● **What is required**
Every line with the word "while" in it should be extracted from the data that follows.

● **Task material**
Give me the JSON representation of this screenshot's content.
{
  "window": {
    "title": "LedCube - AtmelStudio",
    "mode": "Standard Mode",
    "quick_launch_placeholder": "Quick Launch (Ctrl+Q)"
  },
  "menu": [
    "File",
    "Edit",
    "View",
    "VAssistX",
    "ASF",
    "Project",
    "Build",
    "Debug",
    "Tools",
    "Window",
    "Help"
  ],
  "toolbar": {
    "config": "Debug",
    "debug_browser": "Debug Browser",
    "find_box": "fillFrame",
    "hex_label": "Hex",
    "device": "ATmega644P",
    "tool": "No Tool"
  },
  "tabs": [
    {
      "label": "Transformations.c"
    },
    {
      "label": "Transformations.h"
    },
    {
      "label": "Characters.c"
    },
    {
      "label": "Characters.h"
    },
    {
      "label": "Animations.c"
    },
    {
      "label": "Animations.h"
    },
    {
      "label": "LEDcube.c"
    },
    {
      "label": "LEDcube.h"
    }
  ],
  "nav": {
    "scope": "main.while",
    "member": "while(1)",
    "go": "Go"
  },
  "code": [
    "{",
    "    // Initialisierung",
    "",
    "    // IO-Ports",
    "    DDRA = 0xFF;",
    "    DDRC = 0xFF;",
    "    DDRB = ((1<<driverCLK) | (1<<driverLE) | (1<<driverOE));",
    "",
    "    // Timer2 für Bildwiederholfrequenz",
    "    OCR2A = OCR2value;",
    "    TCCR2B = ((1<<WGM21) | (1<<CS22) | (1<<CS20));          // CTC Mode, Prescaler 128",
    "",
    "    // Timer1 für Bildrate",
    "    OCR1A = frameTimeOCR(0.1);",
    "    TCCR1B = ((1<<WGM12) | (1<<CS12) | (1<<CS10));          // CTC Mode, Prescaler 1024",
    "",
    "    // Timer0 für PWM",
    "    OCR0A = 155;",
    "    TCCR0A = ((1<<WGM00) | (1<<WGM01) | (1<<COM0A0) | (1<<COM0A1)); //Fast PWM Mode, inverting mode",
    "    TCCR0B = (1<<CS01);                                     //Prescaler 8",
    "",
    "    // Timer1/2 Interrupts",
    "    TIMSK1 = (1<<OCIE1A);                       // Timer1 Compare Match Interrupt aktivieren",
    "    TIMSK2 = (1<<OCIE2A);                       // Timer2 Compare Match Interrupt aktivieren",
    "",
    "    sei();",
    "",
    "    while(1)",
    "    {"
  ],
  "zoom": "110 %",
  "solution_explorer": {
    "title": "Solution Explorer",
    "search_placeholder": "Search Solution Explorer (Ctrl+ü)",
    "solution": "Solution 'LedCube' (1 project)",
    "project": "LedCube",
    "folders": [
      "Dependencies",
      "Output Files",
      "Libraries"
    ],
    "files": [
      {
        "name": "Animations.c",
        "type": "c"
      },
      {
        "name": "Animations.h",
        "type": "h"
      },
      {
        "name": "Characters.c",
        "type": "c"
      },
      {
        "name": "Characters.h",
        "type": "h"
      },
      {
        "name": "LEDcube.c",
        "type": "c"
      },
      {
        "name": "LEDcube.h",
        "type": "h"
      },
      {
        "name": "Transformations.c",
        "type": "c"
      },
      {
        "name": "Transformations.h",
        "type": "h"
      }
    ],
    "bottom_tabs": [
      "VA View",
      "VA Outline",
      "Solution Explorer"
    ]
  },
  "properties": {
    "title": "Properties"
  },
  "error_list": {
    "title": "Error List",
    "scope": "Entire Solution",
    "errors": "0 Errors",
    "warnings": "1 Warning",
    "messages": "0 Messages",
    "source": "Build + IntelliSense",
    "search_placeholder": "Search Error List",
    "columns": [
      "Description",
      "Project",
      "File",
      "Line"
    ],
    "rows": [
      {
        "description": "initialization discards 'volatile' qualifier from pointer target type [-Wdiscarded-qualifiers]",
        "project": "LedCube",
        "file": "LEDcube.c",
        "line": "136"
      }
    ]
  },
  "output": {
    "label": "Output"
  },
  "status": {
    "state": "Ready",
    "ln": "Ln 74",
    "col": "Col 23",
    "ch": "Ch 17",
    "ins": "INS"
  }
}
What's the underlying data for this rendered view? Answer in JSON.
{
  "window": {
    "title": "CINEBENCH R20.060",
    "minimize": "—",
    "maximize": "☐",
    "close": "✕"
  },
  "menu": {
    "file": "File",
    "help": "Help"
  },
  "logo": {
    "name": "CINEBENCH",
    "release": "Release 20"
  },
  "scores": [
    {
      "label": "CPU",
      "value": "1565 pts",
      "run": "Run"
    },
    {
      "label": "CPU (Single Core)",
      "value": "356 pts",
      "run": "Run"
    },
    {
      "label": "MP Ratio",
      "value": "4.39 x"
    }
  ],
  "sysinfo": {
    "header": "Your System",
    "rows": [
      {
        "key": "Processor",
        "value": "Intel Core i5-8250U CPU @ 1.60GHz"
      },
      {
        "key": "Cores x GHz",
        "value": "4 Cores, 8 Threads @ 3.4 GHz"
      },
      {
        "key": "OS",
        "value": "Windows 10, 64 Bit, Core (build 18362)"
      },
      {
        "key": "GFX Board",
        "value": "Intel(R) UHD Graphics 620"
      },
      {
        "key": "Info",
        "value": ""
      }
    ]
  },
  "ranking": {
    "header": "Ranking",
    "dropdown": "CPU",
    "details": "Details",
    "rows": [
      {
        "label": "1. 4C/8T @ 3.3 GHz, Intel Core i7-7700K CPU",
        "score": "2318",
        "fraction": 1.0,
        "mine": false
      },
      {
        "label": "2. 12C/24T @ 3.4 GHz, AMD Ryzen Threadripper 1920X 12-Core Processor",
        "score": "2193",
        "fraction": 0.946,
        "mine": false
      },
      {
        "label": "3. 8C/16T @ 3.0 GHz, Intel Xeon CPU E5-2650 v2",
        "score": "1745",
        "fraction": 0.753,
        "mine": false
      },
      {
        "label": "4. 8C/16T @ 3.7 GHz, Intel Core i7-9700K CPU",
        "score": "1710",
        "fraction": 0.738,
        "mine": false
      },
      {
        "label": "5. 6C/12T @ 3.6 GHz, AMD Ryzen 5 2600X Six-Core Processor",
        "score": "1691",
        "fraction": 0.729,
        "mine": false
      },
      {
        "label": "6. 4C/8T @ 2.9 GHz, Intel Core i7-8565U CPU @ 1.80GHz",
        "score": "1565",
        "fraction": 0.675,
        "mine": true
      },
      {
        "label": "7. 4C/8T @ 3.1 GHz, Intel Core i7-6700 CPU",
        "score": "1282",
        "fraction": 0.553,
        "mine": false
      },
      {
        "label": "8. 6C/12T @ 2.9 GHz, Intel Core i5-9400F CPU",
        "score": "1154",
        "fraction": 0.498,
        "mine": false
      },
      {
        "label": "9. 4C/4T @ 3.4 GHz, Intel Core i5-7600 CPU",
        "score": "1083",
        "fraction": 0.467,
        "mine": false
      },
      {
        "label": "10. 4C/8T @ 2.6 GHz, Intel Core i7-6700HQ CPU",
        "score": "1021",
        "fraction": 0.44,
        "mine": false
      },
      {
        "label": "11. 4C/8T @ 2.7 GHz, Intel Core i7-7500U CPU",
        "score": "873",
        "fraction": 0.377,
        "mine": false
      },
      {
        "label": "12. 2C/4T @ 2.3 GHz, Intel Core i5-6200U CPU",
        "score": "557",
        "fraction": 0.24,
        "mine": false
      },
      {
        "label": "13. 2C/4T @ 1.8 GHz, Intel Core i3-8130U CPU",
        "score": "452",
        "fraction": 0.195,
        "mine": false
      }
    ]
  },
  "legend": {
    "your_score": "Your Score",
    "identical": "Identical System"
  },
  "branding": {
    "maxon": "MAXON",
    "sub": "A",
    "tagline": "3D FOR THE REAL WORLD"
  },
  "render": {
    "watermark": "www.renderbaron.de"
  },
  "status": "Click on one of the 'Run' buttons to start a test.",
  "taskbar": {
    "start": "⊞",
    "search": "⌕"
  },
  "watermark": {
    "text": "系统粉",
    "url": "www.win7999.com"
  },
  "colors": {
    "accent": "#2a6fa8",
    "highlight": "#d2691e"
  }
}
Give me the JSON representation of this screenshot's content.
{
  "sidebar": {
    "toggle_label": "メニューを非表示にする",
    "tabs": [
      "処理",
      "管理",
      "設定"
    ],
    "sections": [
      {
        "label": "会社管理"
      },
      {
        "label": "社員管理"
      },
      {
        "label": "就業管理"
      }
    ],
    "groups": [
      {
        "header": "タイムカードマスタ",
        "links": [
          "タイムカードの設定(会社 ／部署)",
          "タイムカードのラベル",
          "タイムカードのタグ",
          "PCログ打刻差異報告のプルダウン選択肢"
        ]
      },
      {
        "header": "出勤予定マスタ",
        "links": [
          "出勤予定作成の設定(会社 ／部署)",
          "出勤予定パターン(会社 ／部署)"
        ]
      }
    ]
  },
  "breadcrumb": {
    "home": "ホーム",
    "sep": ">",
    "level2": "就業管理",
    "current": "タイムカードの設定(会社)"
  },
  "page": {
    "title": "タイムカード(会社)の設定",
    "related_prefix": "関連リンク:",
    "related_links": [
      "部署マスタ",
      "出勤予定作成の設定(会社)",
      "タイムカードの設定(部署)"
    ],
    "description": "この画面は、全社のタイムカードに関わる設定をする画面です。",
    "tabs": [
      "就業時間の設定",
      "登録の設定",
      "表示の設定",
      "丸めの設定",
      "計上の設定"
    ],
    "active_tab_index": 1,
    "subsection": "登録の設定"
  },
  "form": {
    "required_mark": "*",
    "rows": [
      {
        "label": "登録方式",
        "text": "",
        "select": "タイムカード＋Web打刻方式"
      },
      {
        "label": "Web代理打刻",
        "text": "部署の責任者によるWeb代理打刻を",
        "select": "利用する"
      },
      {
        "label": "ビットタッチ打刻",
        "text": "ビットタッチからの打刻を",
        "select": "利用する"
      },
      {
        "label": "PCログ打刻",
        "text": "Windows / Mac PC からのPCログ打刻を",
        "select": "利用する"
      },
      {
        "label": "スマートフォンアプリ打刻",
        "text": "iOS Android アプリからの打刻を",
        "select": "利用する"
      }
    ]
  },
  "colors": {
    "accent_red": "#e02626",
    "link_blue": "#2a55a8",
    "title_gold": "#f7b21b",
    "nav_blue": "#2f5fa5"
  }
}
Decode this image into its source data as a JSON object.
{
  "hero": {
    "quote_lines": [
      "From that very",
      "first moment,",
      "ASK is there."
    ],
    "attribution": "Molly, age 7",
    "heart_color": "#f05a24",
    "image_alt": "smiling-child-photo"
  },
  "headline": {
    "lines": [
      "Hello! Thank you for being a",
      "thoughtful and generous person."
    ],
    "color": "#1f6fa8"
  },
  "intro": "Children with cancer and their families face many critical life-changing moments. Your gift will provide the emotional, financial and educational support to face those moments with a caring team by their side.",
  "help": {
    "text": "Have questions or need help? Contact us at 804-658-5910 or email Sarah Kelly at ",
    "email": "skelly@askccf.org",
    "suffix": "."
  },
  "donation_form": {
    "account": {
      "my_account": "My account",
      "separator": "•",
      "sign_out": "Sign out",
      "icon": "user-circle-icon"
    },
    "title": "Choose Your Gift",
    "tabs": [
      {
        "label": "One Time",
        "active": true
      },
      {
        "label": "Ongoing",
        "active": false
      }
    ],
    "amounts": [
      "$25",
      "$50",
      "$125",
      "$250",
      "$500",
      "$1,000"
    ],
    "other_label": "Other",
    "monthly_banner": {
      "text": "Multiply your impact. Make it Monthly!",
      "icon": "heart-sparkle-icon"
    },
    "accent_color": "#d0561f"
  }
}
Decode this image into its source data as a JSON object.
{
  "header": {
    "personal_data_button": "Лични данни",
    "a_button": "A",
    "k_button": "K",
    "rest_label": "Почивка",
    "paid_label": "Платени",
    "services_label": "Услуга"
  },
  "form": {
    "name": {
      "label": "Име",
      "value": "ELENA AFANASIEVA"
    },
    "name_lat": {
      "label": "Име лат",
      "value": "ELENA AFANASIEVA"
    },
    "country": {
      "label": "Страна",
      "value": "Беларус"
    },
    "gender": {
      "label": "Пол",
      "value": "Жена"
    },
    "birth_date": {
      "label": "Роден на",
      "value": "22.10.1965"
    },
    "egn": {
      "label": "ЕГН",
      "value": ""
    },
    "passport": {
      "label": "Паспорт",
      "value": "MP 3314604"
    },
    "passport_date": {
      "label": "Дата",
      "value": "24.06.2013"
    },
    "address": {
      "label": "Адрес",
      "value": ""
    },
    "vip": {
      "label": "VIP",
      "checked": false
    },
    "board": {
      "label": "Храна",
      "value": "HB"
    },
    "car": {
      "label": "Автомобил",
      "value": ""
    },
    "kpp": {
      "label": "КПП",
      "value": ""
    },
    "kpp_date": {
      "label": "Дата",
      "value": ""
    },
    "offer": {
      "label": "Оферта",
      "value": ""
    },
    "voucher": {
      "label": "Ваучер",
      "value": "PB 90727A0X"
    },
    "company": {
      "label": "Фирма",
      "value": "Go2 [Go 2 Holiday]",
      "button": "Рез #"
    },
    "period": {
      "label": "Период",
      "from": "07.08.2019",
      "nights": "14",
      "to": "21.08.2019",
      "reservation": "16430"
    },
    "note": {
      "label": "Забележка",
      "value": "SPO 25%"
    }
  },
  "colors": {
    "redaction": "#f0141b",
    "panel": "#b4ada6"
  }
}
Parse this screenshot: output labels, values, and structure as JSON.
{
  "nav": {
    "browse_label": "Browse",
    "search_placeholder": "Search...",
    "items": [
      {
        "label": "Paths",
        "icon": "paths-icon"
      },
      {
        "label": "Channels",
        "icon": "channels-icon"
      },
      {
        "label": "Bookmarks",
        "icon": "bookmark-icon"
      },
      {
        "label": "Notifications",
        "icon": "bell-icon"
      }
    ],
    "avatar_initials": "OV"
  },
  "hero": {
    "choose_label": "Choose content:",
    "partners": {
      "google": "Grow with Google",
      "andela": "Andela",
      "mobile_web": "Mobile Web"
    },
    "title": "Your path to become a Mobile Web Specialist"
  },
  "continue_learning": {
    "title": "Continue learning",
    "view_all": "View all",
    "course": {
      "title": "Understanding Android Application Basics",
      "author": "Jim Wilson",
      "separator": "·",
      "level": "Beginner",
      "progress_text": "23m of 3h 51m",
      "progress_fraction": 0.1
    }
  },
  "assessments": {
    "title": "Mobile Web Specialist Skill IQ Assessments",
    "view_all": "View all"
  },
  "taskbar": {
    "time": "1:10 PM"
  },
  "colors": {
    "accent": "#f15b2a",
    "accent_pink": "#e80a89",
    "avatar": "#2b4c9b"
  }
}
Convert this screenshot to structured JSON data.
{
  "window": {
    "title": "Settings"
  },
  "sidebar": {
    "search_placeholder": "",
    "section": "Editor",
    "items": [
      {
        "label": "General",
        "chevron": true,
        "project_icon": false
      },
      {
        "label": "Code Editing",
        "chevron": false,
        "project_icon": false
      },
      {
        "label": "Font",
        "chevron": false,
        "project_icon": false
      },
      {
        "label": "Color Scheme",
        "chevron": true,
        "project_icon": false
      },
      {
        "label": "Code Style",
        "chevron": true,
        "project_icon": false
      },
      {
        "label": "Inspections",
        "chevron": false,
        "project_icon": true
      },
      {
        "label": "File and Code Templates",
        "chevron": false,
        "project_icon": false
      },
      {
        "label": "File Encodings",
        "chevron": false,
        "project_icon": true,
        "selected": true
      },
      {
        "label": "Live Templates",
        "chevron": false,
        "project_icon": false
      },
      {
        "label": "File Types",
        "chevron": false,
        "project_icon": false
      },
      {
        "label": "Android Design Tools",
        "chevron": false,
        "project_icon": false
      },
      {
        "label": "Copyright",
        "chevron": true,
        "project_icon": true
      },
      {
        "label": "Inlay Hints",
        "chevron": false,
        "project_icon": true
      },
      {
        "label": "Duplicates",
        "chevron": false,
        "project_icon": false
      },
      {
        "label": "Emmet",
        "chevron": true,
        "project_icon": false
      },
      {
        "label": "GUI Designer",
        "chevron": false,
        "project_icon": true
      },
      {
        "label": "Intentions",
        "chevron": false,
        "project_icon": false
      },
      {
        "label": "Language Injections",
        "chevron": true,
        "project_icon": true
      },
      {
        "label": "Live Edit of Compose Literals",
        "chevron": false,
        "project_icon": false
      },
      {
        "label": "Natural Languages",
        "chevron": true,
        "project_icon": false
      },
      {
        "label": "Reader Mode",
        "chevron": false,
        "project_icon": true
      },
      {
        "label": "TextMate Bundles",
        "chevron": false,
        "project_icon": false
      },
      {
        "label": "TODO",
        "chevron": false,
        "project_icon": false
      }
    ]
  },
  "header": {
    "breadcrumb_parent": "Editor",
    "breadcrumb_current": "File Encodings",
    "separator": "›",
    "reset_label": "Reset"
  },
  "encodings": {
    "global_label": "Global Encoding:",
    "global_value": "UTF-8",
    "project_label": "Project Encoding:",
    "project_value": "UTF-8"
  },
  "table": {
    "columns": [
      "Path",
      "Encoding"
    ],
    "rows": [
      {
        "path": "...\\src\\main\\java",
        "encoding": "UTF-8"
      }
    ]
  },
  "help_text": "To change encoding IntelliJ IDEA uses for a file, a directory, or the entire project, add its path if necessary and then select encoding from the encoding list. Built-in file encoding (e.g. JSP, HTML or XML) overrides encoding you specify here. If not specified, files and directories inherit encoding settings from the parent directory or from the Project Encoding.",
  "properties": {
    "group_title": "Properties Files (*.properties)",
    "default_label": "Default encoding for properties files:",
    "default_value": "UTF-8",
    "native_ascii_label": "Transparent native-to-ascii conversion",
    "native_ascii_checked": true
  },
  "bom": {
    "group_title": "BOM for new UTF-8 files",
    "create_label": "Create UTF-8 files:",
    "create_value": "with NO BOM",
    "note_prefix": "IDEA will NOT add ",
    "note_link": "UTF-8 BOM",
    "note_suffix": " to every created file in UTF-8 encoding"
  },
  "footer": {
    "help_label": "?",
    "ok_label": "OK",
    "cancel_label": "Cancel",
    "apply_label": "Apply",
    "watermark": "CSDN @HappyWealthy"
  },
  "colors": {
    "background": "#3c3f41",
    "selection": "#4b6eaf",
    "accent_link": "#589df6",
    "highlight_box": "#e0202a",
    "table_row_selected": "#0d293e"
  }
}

● **Answer to the task**
    "scope": "main.while",
    "member": "while(1)",
    "    while(1)",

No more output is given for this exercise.